Items from a data source:

***

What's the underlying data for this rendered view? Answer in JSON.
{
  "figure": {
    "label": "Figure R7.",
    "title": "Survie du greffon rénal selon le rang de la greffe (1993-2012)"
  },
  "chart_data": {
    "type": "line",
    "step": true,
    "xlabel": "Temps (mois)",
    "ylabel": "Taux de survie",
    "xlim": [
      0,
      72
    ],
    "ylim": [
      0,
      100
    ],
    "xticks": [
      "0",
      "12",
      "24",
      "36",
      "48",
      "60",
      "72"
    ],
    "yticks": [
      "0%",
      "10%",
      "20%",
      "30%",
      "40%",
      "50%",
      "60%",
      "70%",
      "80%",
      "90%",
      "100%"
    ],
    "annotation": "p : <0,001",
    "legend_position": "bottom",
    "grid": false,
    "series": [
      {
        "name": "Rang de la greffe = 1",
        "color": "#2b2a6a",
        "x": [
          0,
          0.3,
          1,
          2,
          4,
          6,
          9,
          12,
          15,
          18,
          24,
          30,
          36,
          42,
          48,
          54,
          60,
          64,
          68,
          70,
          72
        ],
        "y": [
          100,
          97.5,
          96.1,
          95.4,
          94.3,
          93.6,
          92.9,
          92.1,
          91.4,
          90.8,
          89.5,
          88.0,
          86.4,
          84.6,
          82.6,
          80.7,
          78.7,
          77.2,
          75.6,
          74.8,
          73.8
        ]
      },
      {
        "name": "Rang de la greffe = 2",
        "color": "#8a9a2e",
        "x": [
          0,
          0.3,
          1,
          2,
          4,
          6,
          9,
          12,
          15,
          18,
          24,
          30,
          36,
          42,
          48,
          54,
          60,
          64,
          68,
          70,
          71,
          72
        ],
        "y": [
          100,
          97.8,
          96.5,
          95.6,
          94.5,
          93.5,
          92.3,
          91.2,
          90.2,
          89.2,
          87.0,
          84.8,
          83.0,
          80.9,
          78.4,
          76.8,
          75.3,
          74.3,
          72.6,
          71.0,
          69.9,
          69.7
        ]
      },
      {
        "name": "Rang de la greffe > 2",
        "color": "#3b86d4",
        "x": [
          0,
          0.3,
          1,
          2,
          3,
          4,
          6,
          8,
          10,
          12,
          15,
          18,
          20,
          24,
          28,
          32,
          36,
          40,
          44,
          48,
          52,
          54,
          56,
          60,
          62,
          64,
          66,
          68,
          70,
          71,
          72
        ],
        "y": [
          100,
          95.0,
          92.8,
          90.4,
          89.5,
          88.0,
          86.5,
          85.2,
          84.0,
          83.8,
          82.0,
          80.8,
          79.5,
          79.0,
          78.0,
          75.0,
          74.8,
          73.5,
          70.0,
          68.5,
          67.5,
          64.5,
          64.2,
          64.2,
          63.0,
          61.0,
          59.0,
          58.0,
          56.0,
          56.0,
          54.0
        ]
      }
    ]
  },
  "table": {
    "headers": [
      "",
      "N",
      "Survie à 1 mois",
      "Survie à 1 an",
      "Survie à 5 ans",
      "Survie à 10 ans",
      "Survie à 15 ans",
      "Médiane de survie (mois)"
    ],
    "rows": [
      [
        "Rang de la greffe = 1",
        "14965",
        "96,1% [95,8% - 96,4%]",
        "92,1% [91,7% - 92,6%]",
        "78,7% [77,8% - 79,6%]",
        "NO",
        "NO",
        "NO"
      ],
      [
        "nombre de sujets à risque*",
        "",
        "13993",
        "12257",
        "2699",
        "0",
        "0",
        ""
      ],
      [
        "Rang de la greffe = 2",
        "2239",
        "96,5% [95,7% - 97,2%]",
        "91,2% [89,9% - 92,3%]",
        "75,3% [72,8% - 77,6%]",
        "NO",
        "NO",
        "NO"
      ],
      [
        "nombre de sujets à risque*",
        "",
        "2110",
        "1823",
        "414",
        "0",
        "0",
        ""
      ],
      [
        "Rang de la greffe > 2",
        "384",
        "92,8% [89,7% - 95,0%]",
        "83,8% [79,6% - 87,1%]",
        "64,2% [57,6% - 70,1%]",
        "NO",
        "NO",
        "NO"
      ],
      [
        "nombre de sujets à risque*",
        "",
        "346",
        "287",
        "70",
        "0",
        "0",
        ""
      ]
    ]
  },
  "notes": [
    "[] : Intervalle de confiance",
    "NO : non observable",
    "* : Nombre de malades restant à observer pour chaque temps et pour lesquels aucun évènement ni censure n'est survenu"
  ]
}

***

Exercise aim →
From the material above, gather all lines that include the string "greffe" and copy them.

Worked answer →
    "title": "Survie du greffon rénal selon le rang de la greffe (1993-2012)"
        "name": "Rang de la greffe = 1",
        "name": "Rang de la greffe = 2",
        "name": "Rang de la greffe > 2",
        "Rang de la greffe = 1",
        "Rang de la greffe = 2",
        "Rang de la greffe > 2",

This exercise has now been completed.